▶ **What is needed**: Retype the listing that follows, word for word.
● ● ● ●
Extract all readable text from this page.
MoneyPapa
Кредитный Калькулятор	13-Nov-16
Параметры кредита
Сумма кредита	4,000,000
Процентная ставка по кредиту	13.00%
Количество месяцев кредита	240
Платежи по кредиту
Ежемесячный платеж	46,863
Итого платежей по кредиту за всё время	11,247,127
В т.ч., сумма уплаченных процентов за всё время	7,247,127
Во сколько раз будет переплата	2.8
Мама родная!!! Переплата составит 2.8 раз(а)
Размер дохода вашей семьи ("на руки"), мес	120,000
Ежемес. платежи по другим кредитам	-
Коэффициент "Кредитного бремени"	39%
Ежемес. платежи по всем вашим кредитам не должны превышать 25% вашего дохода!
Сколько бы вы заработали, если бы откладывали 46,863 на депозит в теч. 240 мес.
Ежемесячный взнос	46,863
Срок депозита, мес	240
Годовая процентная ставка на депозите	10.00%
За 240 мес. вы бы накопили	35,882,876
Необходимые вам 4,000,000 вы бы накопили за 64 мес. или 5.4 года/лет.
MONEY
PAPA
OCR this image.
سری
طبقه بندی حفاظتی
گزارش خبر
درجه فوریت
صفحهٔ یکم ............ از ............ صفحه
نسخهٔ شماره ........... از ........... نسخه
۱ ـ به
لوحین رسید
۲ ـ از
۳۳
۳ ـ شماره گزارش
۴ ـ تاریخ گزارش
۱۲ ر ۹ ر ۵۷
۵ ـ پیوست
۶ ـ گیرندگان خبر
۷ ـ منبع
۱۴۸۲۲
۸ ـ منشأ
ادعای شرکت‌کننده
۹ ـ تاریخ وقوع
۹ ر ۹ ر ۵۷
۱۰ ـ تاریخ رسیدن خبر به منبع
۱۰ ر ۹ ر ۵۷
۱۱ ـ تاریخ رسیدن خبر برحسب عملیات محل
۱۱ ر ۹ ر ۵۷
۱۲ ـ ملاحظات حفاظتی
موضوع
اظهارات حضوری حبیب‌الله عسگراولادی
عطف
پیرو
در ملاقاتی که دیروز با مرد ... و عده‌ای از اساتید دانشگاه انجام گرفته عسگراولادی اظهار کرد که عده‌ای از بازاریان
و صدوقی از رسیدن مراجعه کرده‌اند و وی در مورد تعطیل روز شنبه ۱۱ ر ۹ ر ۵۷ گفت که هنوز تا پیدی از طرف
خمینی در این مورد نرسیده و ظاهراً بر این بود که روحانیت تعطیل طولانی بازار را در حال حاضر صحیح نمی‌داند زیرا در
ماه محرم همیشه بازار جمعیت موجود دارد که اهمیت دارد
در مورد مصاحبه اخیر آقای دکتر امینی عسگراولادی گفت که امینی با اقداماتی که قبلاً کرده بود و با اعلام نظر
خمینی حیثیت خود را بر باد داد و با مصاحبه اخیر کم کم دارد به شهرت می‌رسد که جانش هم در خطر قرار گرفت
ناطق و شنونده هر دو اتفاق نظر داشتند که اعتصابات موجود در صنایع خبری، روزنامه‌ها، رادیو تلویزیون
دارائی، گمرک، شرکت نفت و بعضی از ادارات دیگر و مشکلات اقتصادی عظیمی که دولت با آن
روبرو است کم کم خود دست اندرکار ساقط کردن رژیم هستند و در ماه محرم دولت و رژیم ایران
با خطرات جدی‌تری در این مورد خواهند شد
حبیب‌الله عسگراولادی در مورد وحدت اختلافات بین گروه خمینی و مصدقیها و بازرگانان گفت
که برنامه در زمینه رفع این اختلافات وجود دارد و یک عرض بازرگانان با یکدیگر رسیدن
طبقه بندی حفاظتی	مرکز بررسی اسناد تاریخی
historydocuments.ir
● ● ● ●
▶ **In response**:
Extract all readable text from this page.
MoneyPapa
Кредитный Калькулятор	13-Nov-16
Параметры кредита
Сумма кредита	4,000,000
Процентная ставка по кредиту	13.00%
Количество месяцев кредита	240
Платежи по кредиту
Ежемесячный платеж	46,863
Итого платежей по кредиту за всё время	11,247,127
В т.ч., сумма уплаченных процентов за всё время	7,247,127
Во сколько раз будет переплата	2.8
Мама родная!!! Переплата составит 2.8 раз(а)
Размер дохода вашей семьи ("на руки"), мес	120,000
Ежемес. платежи по другим кредитам	-
Коэффициент "Кредитного бремени"	39%
Ежемес. платежи по всем вашим кредитам не должны превышать 25% вашего дохода!
Сколько бы вы заработали, если бы откладывали 46,863 на депозит в теч. 240 мес.
Ежемесячный взнос	46,863
Срок депозита, мес	240
Годовая процентная ставка на депозите	10.00%
За 240 мес. вы бы накопили	35,882,876
Необходимые вам 4,000,000 вы бы накопили за 64 мес. или 5.4 года/лет.
MONEY
PAPA
OCR this image.
سری
طبقه بندی حفاظتی
گزارش خبر
درجه فوریت
صفحهٔ یکم ............ از ............ صفحه
نسخهٔ شماره ........... از ........... نسخه
۱ ـ به
لوحین رسید
۲ ـ از
۳۳
۳ ـ شماره گزارش
۴ ـ تاریخ گزارش
۱۲ ر ۹ ر ۵۷
۵ ـ پیوست
۶ ـ گیرندگان خبر
۷ ـ منبع
۱۴۸۲۲
۸ ـ منشأ
ادعای شرکت‌کننده
۹ ـ تاریخ وقوع
۹ ر ۹ ر ۵۷
۱۰ ـ تاریخ رسیدن خبر به منبع
۱۰ ر ۹ ر ۵۷
۱۱ ـ تاریخ رسیدن خبر برحسب عملیات محل
۱۱ ر ۹ ر ۵۷
۱۲ ـ ملاحظات حفاظتی
موضوع
اظهارات حضوری حبیب‌الله عسگراولادی
عطف
پیرو
در ملاقاتی که دیروز با مرد ... و عده‌ای از اساتید دانشگاه انجام گرفته عسگراولادی اظهار کرد که عده‌ای از بازاریان
و صدوقی از رسیدن مراجعه کرده‌اند و وی در مورد تعطیل روز شنبه ۱۱ ر ۹ ر ۵۷ گفت که هنوز تا پیدی از طرف
خمینی در این مورد نرسیده و ظاهراً بر این بود که روحانیت تعطیل طولانی بازار را در حال حاضر صحیح نمی‌داند زیرا در
ماه محرم همیشه بازار جمعیت موجود دارد که اهمیت دارد
در مورد مصاحبه اخیر آقای دکتر امینی عسگراولادی گفت که امینی با اقداماتی که قبلاً کرده بود و با اعلام نظر
خمینی حیثیت خود را بر باد داد و با مصاحبه اخیر کم کم دارد به شهرت می‌رسد که جانش هم در خطر قرار گرفت
ناطق و شنونده هر دو اتفاق نظر داشتند که اعتصابات موجود در صنایع خبری، روزنامه‌ها، رادیو تلویزیون
دارائی، گمرک، شرکت نفت و بعضی از ادارات دیگر و مشکلات اقتصادی عظیمی که دولت با آن
روبرو است کم کم خود دست اندرکار ساقط کردن رژیم هستند و در ماه محرم دولت و رژیم ایران
با خطرات جدی‌تری در این مورد خواهند شد
حبیب‌الله عسگراولادی در مورد وحدت اختلافات بین گروه خمینی و مصدقیها و بازرگانان گفت
که برنامه در زمینه رفع این اختلافات وجود دارد و یک عرض بازرگانان با یکدیگر رسیدن
طبقه بندی حفاظتی	مرکز بررسی اسناد تاریخی
historydocuments.ir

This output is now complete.